- BRIEF
Gather, from the data below, each line in which the word "Phone" occurs.

(Dataset items)
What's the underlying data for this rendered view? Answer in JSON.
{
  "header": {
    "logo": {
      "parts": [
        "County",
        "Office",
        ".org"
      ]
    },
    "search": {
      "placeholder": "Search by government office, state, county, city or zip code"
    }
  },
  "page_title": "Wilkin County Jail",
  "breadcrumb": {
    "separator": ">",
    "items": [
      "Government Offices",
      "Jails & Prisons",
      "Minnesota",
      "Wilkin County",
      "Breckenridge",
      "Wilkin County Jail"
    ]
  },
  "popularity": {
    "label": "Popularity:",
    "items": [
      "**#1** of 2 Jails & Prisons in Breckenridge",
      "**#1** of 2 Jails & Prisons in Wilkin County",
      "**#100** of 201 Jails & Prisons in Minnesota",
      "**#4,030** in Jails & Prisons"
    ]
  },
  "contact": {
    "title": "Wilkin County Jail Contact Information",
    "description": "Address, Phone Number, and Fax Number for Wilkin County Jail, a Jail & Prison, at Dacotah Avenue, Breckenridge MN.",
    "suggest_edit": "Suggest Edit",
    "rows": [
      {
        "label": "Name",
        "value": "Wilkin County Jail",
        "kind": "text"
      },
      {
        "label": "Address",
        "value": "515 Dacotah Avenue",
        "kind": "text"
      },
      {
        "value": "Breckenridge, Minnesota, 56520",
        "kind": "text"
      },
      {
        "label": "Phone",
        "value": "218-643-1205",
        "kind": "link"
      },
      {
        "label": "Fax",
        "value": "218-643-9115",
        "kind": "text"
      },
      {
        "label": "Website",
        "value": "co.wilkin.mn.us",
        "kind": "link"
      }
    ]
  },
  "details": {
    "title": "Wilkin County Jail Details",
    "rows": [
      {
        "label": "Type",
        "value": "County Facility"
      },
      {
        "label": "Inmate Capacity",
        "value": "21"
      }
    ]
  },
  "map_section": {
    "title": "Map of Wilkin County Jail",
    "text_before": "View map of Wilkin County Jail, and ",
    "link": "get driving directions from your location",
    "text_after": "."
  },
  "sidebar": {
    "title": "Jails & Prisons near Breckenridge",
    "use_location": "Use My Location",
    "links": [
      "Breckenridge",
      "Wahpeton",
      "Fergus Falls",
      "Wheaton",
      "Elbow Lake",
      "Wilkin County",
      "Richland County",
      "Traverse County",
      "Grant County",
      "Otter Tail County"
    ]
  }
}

- SOLVED EXERCISE
    "description": "Address, Phone Number, and Fax Number for Wilkin County Jail, a Jail & Prison, at Dacotah Avenue, Breckenridge MN.",
        "label": "Phone",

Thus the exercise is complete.